Entries provided

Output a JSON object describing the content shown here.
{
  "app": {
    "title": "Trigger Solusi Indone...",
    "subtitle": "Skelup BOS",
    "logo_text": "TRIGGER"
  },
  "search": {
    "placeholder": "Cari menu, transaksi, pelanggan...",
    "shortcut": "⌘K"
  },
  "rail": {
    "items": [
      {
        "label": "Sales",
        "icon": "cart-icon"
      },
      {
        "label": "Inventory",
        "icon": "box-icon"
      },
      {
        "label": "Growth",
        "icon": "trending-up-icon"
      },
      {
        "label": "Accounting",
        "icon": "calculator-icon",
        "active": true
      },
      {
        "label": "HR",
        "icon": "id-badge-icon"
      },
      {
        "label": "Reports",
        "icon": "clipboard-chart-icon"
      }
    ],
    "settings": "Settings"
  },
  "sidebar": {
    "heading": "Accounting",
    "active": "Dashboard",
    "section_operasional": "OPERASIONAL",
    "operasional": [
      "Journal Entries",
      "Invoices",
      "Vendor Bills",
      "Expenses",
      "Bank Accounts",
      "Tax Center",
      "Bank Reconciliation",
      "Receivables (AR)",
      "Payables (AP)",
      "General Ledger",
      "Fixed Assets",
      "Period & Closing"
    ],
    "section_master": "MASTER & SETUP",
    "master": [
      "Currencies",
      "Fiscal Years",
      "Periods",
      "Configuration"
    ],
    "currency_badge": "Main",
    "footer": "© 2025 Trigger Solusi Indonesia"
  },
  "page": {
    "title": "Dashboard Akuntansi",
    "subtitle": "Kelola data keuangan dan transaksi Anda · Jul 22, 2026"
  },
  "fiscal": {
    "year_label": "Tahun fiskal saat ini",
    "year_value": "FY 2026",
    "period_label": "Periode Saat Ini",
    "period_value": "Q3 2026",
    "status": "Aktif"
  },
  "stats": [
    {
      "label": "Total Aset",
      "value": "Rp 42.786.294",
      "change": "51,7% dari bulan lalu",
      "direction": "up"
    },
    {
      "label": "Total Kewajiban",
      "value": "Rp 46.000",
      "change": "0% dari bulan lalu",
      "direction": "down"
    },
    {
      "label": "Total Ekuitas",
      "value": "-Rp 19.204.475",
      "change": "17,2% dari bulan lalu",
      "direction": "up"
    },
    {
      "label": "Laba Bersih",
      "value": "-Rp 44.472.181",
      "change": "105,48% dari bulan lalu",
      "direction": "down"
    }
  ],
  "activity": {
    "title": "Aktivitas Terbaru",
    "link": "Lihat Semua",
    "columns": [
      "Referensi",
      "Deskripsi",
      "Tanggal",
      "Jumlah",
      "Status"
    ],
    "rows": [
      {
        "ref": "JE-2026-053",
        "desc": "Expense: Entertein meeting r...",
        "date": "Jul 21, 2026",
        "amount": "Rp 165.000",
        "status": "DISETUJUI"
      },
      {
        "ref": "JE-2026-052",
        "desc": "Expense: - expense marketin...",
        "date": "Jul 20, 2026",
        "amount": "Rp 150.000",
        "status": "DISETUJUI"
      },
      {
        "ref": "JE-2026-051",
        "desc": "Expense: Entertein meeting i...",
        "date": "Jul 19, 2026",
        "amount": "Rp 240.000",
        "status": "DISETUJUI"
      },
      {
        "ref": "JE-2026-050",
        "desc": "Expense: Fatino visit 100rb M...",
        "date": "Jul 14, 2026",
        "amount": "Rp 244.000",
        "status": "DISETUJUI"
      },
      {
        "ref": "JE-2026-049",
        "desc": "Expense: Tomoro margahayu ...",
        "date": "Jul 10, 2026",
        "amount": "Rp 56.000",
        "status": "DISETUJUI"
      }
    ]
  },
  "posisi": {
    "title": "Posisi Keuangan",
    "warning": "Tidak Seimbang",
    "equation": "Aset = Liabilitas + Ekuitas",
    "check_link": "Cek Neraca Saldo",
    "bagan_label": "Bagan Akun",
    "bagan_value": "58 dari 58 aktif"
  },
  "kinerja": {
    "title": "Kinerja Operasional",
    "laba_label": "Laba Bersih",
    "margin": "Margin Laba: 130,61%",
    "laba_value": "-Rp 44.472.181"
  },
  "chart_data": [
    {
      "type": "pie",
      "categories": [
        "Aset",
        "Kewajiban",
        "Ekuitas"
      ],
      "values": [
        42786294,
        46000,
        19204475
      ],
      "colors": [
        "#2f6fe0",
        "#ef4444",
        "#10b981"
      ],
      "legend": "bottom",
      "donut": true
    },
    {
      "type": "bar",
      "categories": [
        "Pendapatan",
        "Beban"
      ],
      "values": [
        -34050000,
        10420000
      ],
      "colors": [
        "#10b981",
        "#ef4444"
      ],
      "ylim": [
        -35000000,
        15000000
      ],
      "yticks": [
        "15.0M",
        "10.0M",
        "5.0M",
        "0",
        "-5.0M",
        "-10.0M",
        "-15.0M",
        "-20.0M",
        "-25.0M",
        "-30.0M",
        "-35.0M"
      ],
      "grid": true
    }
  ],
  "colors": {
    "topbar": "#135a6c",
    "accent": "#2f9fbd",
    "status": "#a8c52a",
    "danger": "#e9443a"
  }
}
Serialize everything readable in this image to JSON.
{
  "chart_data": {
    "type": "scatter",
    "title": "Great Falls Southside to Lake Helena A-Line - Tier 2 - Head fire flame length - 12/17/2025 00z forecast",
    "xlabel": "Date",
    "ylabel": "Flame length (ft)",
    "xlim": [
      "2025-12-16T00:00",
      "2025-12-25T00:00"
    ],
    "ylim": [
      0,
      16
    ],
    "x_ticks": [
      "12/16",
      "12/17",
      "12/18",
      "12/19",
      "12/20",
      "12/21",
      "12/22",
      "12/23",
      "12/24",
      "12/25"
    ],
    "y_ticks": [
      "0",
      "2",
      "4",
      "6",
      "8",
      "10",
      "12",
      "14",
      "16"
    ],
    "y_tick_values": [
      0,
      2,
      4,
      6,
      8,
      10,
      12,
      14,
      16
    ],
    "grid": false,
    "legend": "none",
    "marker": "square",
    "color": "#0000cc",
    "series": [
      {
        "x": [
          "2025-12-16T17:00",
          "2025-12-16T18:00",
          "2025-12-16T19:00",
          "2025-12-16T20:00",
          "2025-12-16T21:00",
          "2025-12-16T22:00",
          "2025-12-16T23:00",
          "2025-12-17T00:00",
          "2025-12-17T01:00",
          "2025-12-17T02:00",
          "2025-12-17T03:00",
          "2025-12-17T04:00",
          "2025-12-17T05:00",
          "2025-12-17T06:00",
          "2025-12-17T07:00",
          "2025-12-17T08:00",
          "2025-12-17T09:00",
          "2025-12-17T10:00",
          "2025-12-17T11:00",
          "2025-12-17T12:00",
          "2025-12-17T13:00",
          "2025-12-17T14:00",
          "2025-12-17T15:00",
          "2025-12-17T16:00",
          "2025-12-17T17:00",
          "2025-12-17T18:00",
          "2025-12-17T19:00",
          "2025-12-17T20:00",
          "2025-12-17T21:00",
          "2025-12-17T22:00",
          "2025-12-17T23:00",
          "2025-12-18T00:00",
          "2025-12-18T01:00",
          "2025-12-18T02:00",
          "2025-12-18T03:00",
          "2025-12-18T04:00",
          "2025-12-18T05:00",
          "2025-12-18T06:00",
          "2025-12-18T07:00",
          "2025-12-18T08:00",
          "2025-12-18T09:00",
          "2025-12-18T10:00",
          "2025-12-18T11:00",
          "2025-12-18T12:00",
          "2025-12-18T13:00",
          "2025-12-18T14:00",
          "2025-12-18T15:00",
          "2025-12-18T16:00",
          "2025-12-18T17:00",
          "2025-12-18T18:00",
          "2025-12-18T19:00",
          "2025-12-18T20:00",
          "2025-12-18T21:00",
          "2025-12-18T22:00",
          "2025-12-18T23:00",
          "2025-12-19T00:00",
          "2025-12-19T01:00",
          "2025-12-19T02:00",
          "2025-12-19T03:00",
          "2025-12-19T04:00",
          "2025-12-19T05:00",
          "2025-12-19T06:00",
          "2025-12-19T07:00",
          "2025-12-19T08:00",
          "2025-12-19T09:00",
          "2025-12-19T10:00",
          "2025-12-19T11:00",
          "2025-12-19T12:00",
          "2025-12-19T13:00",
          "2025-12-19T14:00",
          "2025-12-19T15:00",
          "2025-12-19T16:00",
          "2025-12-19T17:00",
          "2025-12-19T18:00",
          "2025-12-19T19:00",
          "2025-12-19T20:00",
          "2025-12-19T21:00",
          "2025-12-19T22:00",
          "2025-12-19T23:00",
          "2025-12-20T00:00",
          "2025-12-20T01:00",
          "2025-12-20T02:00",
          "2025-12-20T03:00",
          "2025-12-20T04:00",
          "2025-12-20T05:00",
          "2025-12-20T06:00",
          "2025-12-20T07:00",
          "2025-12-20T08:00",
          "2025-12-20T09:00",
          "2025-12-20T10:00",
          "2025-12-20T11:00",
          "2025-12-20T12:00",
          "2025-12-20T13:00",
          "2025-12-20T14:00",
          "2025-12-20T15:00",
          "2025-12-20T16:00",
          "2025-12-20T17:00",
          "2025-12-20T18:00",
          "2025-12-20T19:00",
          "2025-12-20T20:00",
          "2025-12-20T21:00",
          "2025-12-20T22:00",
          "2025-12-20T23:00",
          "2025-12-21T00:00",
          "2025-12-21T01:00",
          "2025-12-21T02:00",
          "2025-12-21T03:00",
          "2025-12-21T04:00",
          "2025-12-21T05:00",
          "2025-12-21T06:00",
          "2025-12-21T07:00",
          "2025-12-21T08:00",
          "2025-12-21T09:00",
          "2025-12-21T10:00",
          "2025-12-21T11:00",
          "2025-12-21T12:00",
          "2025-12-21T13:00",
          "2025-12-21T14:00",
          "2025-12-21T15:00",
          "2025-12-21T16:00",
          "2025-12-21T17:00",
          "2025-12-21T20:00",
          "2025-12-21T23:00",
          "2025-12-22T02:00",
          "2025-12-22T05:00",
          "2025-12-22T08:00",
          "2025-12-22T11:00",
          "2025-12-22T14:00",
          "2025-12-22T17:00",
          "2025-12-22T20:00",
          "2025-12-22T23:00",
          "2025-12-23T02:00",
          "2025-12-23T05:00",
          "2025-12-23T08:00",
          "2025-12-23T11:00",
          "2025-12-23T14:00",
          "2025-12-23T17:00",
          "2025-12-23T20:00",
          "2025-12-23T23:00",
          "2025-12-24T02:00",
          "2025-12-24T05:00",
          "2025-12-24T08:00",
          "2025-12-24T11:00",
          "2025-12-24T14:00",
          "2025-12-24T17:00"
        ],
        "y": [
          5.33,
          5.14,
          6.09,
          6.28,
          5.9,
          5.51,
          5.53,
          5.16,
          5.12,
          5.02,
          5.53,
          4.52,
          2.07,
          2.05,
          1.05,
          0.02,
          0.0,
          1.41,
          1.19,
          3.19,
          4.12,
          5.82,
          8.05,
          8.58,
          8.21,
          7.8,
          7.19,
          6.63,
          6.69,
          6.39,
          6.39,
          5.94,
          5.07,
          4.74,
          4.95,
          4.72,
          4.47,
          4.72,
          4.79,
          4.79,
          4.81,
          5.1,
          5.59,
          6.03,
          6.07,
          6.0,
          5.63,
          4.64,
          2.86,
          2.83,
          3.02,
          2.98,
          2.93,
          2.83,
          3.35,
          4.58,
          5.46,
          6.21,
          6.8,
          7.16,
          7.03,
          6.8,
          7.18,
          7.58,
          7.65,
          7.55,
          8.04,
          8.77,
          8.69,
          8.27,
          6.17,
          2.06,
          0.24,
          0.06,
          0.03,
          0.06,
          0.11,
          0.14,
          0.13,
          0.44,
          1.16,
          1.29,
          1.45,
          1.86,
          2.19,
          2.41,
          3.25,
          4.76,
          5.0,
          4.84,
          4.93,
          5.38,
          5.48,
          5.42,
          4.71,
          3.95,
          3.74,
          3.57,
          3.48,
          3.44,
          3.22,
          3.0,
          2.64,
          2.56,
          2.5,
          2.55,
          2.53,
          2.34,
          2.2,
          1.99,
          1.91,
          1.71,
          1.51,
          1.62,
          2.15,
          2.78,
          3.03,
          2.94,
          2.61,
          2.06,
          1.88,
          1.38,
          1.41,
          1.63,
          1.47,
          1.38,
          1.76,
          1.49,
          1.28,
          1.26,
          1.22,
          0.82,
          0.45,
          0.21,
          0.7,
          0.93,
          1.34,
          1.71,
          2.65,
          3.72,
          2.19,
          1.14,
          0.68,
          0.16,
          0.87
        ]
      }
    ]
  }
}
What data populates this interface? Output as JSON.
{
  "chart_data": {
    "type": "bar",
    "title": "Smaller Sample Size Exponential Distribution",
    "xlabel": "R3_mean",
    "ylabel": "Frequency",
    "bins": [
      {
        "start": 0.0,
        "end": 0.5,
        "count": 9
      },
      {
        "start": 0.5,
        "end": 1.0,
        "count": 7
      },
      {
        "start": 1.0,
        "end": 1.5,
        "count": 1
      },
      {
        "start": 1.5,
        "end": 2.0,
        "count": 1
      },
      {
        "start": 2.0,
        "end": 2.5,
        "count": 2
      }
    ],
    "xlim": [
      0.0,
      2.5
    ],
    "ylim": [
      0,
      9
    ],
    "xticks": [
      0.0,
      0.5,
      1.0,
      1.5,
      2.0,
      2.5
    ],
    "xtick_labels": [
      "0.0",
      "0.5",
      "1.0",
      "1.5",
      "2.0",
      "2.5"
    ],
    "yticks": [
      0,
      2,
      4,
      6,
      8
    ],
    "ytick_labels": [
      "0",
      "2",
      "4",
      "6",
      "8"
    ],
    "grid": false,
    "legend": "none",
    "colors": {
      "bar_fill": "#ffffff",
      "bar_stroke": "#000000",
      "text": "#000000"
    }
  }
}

Exercise instructions
Go through the listing above and pull out each line containing the word "Accounting".

Result below
        "label": "Accounting",
    "heading": "Accounting",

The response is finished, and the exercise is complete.